* **Objective**:
The entries below need to be written out exactly, with no pictures included.

____ Data

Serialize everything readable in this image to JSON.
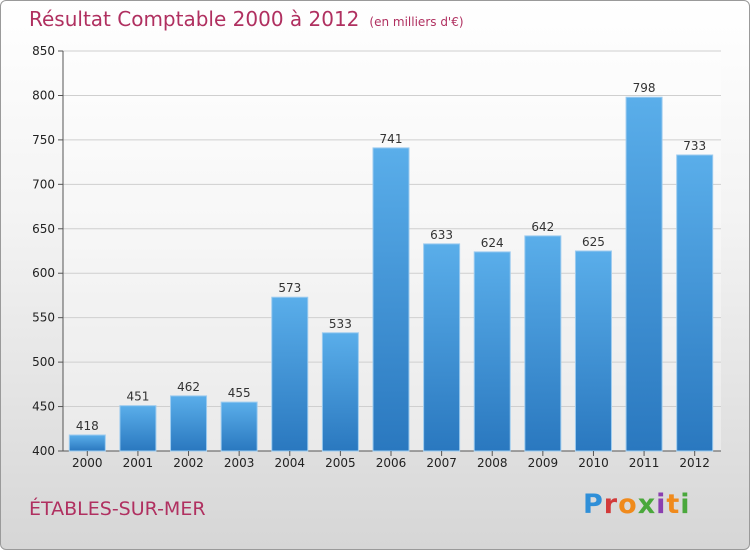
{
  "chart_data": {
    "type": "bar",
    "title": "Résultat Comptable 2000 à 2012",
    "subtitle": "(en milliers d'€)",
    "categories": [
      "2000",
      "2001",
      "2002",
      "2003",
      "2004",
      "2005",
      "2006",
      "2007",
      "2008",
      "2009",
      "2010",
      "2011",
      "2012"
    ],
    "values": [
      418,
      451,
      462,
      455,
      573,
      533,
      741,
      633,
      624,
      642,
      625,
      798,
      733
    ],
    "ylim": [
      400,
      850
    ],
    "yticks": [
      400,
      450,
      500,
      550,
      600,
      650,
      700,
      750,
      800,
      850
    ],
    "xlabel": "",
    "ylabel": "",
    "grid": true,
    "bar_color_top": "#5aaeea",
    "bar_color_bottom": "#2a78bf"
  },
  "footer": {
    "city": "ÉTABLES-SUR-MER",
    "logo_text": "Proxiti"
  }
}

________

* **Reply**:
Serialize everything readable in this image to JSON.
{
  "chart_data": {
    "type": "bar",
    "title": "Résultat Comptable 2000 à 2012",
    "subtitle": "(en milliers d'€)",
    "categories": [
      "2000",
      "2001",
      "2002",
      "2003",
      "2004",
      "2005",
      "2006",
      "2007",
      "2008",
      "2009",
      "2010",
      "2011",
      "2012"
    ],
    "values": [
      418,
      451,
      462,
      455,
      573,
      533,
      741,
      633,
      624,
      642,
      625,
      798,
      733
    ],
    "ylim": [
      400,
      850
    ],
    "yticks": [
      400,
      450,
      500,
      550,
      600,
      650,
      700,
      750,
      800,
      850
    ],
    "xlabel": "",
    "ylabel": "",
    "grid": true,
    "bar_color_top": "#5aaeea",
    "bar_color_bottom": "#2a78bf"
  },
  "footer": {
    "city": "ÉTABLES-SUR-MER",
    "logo_text": "Proxiti"
  }
}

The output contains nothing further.